Instructions for the task: Can you rewrite the entries from the very first line through the line containing "poem-refrain: Gaze upon", with "bounding box" changed to "coordinates" and nothing else altered? Return only those lines.

Records shown:
------------------------------------------------------------

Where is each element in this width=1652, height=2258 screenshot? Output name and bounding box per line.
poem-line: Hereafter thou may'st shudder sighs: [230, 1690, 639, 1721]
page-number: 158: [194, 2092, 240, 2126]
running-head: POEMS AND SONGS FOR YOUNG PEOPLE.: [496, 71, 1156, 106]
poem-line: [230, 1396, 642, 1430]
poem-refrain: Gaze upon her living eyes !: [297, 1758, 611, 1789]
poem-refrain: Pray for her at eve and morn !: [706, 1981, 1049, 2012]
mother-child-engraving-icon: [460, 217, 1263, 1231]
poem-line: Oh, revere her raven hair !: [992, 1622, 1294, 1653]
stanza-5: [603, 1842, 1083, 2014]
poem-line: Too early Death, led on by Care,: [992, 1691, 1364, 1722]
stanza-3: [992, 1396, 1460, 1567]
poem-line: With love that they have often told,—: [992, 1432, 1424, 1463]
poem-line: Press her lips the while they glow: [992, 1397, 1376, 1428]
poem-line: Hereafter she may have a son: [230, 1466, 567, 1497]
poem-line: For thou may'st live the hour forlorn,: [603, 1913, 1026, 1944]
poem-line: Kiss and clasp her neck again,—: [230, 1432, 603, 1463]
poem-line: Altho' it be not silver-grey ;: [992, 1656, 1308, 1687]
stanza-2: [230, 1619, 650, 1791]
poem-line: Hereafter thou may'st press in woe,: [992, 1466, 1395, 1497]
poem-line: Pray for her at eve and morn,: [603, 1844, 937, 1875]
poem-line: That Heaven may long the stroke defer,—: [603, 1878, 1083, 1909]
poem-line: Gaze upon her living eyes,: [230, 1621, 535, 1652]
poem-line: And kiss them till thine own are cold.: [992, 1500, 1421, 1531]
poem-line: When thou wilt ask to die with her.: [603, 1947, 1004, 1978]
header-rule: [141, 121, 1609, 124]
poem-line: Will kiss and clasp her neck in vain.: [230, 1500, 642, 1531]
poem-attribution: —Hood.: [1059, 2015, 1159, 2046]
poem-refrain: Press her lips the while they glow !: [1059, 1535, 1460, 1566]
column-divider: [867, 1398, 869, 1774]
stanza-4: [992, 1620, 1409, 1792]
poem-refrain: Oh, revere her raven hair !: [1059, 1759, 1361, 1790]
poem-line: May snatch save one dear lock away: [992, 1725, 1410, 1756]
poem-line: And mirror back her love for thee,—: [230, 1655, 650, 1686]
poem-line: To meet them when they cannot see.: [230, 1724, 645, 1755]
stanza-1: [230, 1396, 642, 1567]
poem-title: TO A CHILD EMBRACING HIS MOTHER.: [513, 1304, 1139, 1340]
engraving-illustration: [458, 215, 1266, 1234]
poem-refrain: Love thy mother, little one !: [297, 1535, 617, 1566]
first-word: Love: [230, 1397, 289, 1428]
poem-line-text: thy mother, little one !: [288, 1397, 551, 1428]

------------------------------------------------------------

Correct output:
Where is each element in this width=1652, height=2258 screenshot? Output name and coordinates per line.
poem-line: Hereafter thou may'st shudder sighs: [230, 1690, 639, 1721]
page-number: 158: [194, 2092, 240, 2126]
running-head: POEMS AND SONGS FOR YOUNG PEOPLE.: [496, 71, 1156, 106]
poem-line: [230, 1396, 642, 1430]
poem-refrain: Gaze upon her living eyes !: [297, 1758, 611, 1789]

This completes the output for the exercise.